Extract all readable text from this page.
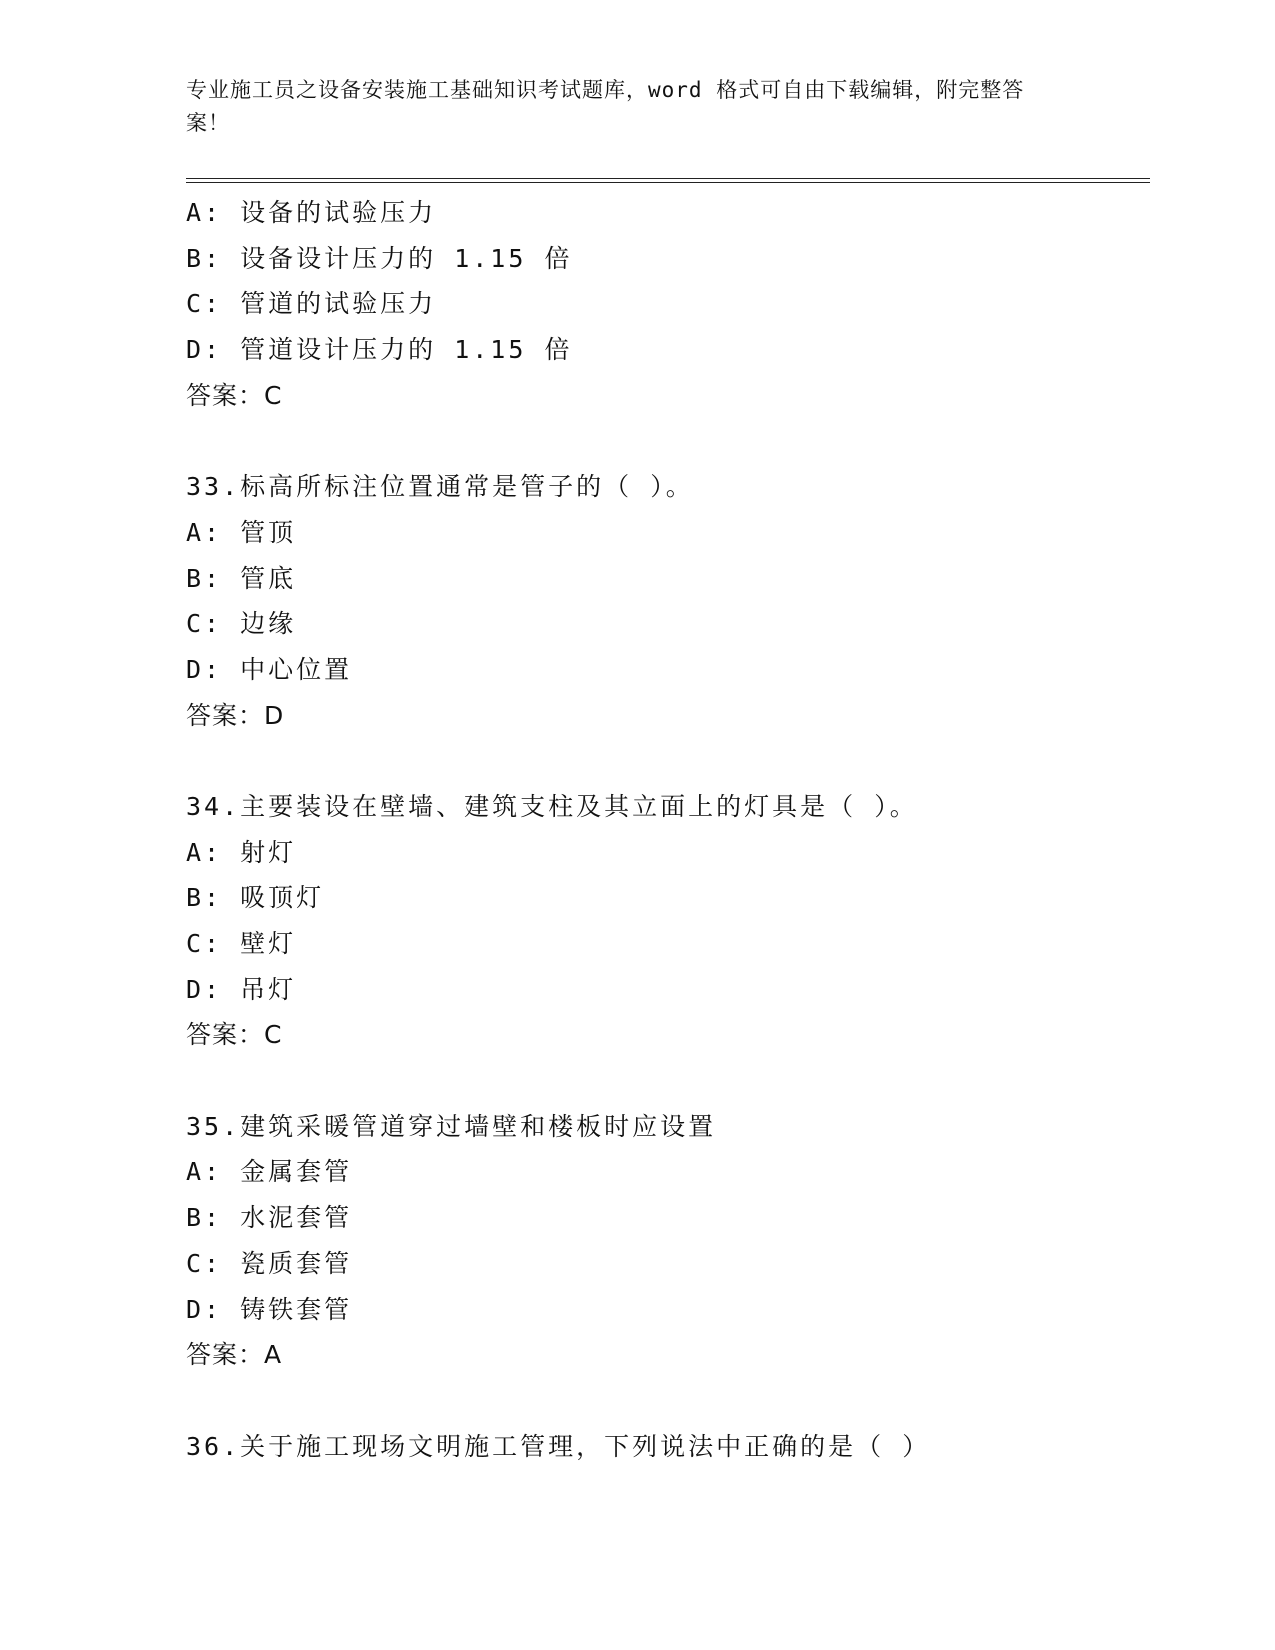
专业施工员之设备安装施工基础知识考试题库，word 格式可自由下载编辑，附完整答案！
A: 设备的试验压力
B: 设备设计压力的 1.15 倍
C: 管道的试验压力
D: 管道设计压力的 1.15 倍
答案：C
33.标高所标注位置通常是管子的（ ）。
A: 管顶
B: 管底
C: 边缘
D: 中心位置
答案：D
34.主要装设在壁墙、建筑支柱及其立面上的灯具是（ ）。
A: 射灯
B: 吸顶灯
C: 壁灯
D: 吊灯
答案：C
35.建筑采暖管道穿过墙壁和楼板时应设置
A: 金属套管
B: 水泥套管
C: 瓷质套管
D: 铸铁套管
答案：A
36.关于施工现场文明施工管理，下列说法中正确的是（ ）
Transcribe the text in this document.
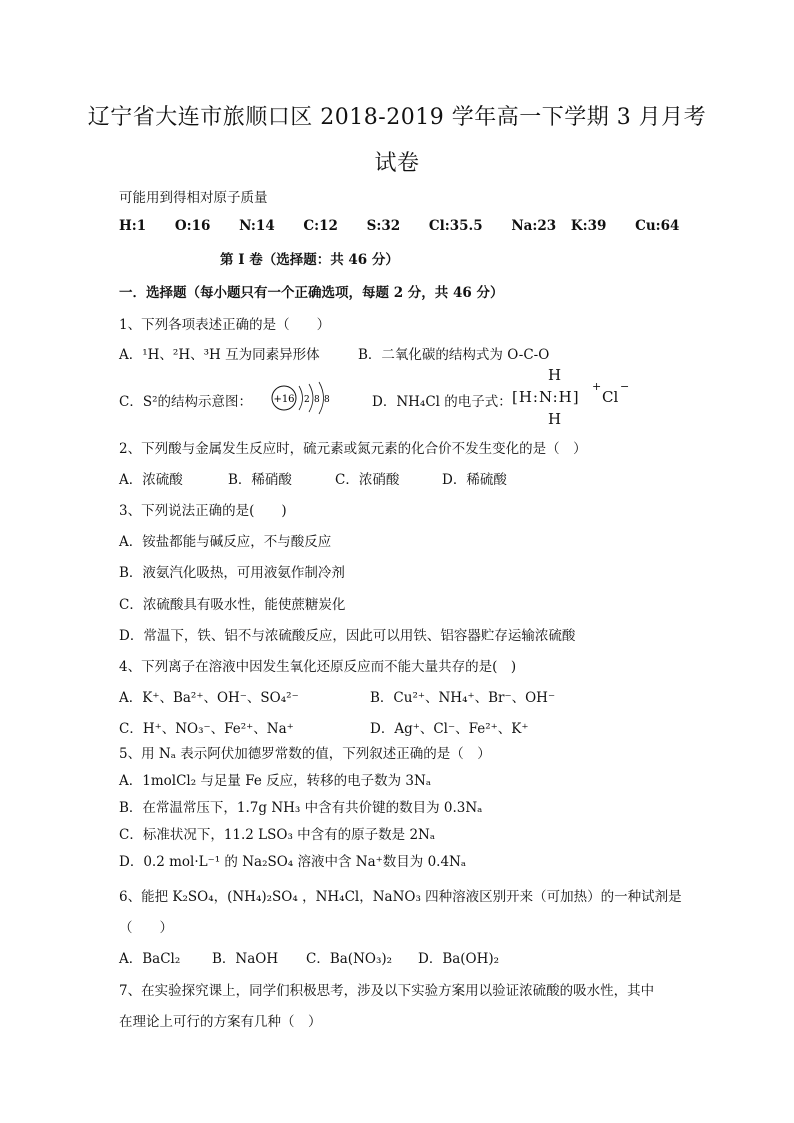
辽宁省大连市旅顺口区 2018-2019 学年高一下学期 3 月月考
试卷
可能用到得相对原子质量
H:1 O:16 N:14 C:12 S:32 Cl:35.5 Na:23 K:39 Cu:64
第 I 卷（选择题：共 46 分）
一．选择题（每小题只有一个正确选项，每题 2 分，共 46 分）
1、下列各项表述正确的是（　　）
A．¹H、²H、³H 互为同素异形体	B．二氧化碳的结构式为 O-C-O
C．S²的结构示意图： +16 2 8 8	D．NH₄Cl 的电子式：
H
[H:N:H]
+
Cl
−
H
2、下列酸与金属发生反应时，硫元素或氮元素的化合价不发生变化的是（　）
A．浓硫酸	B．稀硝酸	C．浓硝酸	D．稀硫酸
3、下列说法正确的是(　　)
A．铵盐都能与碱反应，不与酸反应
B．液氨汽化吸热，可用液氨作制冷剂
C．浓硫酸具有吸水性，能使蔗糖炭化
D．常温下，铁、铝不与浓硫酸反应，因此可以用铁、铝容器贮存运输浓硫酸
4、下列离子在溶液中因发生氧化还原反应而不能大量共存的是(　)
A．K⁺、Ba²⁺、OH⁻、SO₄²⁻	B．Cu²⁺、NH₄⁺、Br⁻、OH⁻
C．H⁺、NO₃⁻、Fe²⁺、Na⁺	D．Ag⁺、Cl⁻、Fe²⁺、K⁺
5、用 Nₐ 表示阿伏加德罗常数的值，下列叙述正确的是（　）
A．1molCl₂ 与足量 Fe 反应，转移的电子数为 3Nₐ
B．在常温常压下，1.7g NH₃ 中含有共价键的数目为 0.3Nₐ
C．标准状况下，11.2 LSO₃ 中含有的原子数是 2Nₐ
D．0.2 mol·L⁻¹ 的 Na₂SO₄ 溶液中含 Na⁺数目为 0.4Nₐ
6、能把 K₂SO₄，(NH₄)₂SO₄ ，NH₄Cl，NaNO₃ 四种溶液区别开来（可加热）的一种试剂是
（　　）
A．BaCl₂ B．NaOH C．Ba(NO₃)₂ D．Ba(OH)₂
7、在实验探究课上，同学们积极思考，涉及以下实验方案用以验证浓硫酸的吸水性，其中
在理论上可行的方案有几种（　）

→ **Problem statement**
Print once more, exactly, the lines from the one with "Transcribe the text in this document." through the last line of the data, both ends included, without any pictures.

→ **Output of the task**
Transcribe the text in this document.
辽宁省大连市旅顺口区 2018-2019 学年高一下学期 3 月月考
试卷
可能用到得相对原子质量
H:1 O:16 N:14 C:12 S:32 Cl:35.5 Na:23 K:39 Cu:64
第 I 卷（选择题：共 46 分）
一．选择题（每小题只有一个正确选项，每题 2 分，共 46 分）
1、下列各项表述正确的是（　　）
A．¹H、²H、³H 互为同素异形体	B．二氧化碳的结构式为 O-C-O
C．S²的结构示意图： +16 2 8 8	D．NH₄Cl 的电子式：
H
[H:N:H]
+
Cl
−
H
2、下列酸与金属发生反应时，硫元素或氮元素的化合价不发生变化的是（　）
A．浓硫酸	B．稀硝酸	C．浓硝酸	D．稀硫酸
3、下列说法正确的是(　　)
A．铵盐都能与碱反应，不与酸反应
B．液氨汽化吸热，可用液氨作制冷剂
C．浓硫酸具有吸水性，能使蔗糖炭化
D．常温下，铁、铝不与浓硫酸反应，因此可以用铁、铝容器贮存运输浓硫酸
4、下列离子在溶液中因发生氧化还原反应而不能大量共存的是(　)
A．K⁺、Ba²⁺、OH⁻、SO₄²⁻	B．Cu²⁺、NH₄⁺、Br⁻、OH⁻
C．H⁺、NO₃⁻、Fe²⁺、Na⁺	D．Ag⁺、Cl⁻、Fe²⁺、K⁺
5、用 Nₐ 表示阿伏加德罗常数的值，下列叙述正确的是（　）
A．1molCl₂ 与足量 Fe 反应，转移的电子数为 3Nₐ
B．在常温常压下，1.7g NH₃ 中含有共价键的数目为 0.3Nₐ
C．标准状况下，11.2 LSO₃ 中含有的原子数是 2Nₐ
D．0.2 mol·L⁻¹ 的 Na₂SO₄ 溶液中含 Na⁺数目为 0.4Nₐ
6、能把 K₂SO₄，(NH₄)₂SO₄ ，NH₄Cl，NaNO₃ 四种溶液区别开来（可加热）的一种试剂是
（　　）
A．BaCl₂ B．NaOH C．Ba(NO₃)₂ D．Ba(OH)₂
7、在实验探究课上，同学们积极思考，涉及以下实验方案用以验证浓硫酸的吸水性，其中
在理论上可行的方案有几种（　）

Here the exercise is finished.